What you need to do - Retype the material in full, keeping every word the same.

Exercise material -
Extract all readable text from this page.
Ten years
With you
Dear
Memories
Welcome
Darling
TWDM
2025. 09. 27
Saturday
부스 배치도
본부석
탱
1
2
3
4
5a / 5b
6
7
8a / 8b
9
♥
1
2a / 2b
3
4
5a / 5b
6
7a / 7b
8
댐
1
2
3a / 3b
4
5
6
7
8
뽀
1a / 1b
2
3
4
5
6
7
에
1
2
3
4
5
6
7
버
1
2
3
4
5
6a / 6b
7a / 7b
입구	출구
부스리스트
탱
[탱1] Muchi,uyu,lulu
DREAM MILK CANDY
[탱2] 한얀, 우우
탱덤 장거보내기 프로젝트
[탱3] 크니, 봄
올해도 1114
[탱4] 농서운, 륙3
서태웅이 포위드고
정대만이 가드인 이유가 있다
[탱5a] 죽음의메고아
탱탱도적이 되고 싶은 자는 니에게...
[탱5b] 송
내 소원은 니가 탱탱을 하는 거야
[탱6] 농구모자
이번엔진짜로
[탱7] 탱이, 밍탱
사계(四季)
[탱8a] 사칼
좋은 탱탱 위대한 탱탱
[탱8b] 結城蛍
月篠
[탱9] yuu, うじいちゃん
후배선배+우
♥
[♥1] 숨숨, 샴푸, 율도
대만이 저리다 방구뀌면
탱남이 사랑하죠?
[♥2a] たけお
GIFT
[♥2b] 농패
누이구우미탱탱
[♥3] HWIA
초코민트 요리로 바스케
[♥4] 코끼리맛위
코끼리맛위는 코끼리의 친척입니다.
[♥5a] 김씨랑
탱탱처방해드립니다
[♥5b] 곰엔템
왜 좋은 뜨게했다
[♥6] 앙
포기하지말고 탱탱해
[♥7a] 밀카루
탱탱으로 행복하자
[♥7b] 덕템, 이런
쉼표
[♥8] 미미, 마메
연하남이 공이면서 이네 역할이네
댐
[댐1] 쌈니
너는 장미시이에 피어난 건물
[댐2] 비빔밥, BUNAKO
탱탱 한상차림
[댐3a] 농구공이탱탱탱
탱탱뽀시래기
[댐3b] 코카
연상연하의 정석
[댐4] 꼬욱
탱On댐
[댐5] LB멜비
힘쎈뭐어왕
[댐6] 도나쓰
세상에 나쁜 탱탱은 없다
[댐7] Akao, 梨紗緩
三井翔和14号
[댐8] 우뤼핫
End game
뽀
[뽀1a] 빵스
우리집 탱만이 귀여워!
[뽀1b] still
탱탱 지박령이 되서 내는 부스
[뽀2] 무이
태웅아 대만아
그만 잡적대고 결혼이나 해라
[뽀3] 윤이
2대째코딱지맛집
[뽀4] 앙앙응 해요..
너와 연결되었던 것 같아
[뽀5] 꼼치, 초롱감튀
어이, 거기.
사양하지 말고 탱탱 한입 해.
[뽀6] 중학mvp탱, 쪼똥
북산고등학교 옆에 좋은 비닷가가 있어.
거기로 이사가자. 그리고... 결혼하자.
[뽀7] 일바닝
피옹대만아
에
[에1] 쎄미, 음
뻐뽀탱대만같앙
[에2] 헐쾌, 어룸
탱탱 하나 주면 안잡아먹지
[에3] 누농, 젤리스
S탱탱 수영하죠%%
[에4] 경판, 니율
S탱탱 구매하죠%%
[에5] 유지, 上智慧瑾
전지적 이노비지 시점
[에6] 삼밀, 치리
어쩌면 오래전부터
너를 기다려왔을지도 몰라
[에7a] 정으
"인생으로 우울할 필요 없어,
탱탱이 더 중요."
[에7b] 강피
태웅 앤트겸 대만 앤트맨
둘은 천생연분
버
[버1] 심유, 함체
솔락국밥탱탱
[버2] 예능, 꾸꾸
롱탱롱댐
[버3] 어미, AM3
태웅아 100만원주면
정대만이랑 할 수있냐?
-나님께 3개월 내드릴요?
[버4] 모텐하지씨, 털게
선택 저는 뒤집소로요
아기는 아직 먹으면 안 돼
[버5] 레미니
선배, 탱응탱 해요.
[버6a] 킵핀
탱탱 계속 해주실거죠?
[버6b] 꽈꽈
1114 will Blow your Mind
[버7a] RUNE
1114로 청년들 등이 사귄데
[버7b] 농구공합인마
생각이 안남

Right answer -
Extract all readable text from this page.
Ten years
With you
Dear
Memories
Welcome
Darling
TWDM
2025. 09. 27
Saturday
부스 배치도
본부석
탱
1
2
3
4
5a / 5b
6
7
8a / 8b
9
♥
1
2a / 2b
3
4
5a / 5b
6
7a / 7b
8
댐
1
2
3a / 3b
4
5
6
7
8
뽀
1a / 1b
2
3
4
5
6
7
에
1
2
3
4
5
6
7
버
1
2
3
4
5
6a / 6b
7a / 7b
입구	출구
부스리스트
탱
[탱1] Muchi,uyu,lulu
DREAM MILK CANDY
[탱2] 한얀, 우우
탱덤 장거보내기 프로젝트
[탱3] 크니, 봄
올해도 1114
[탱4] 농서운, 륙3
서태웅이 포위드고
정대만이 가드인 이유가 있다
[탱5a] 죽음의메고아
탱탱도적이 되고 싶은 자는 니에게...
[탱5b] 송
내 소원은 니가 탱탱을 하는 거야
[탱6] 농구모자
이번엔진짜로
[탱7] 탱이, 밍탱
사계(四季)
[탱8a] 사칼
좋은 탱탱 위대한 탱탱
[탱8b] 結城蛍
月篠
[탱9] yuu, うじいちゃん
후배선배+우
♥
[♥1] 숨숨, 샴푸, 율도
대만이 저리다 방구뀌면
탱남이 사랑하죠?
[♥2a] たけお
GIFT
[♥2b] 농패
누이구우미탱탱
[♥3] HWIA
초코민트 요리로 바스케
[♥4] 코끼리맛위
코끼리맛위는 코끼리의 친척입니다.
[♥5a] 김씨랑
탱탱처방해드립니다
[♥5b] 곰엔템
왜 좋은 뜨게했다
[♥6] 앙
포기하지말고 탱탱해
[♥7a] 밀카루
탱탱으로 행복하자
[♥7b] 덕템, 이런
쉼표
[♥8] 미미, 마메
연하남이 공이면서 이네 역할이네
댐
[댐1] 쌈니
너는 장미시이에 피어난 건물
[댐2] 비빔밥, BUNAKO
탱탱 한상차림
[댐3a] 농구공이탱탱탱
탱탱뽀시래기
[댐3b] 코카
연상연하의 정석
[댐4] 꼬욱
탱On댐
[댐5] LB멜비
힘쎈뭐어왕
[댐6] 도나쓰
세상에 나쁜 탱탱은 없다
[댐7] Akao, 梨紗緩
三井翔和14号
[댐8] 우뤼핫
End game
뽀
[뽀1a] 빵스
우리집 탱만이 귀여워!
[뽀1b] still
탱탱 지박령이 되서 내는 부스
[뽀2] 무이
태웅아 대만아
그만 잡적대고 결혼이나 해라
[뽀3] 윤이
2대째코딱지맛집
[뽀4] 앙앙응 해요..
너와 연결되었던 것 같아
[뽀5] 꼼치, 초롱감튀
어이, 거기.
사양하지 말고 탱탱 한입 해.
[뽀6] 중학mvp탱, 쪼똥
북산고등학교 옆에 좋은 비닷가가 있어.
거기로 이사가자. 그리고... 결혼하자.
[뽀7] 일바닝
피옹대만아
에
[에1] 쎄미, 음
뻐뽀탱대만같앙
[에2] 헐쾌, 어룸
탱탱 하나 주면 안잡아먹지
[에3] 누농, 젤리스
S탱탱 수영하죠%%
[에4] 경판, 니율
S탱탱 구매하죠%%
[에5] 유지, 上智慧瑾
전지적 이노비지 시점
[에6] 삼밀, 치리
어쩌면 오래전부터
너를 기다려왔을지도 몰라
[에7a] 정으
"인생으로 우울할 필요 없어,
탱탱이 더 중요."
[에7b] 강피
태웅 앤트겸 대만 앤트맨
둘은 천생연분
버
[버1] 심유, 함체
솔락국밥탱탱
[버2] 예능, 꾸꾸
롱탱롱댐
[버3] 어미, AM3
태웅아 100만원주면
정대만이랑 할 수있냐?
-나님께 3개월 내드릴요?
[버4] 모텐하지씨, 털게
선택 저는 뒤집소로요
아기는 아직 먹으면 안 돼
[버5] 레미니
선배, 탱응탱 해요.
[버6a] 킵핀
탱탱 계속 해주실거죠?
[버6b] 꽈꽈
1114 will Blow your Mind
[버7a] RUNE
1114로 청년들 등이 사귄데
[버7b] 농구공합인마
생각이 안남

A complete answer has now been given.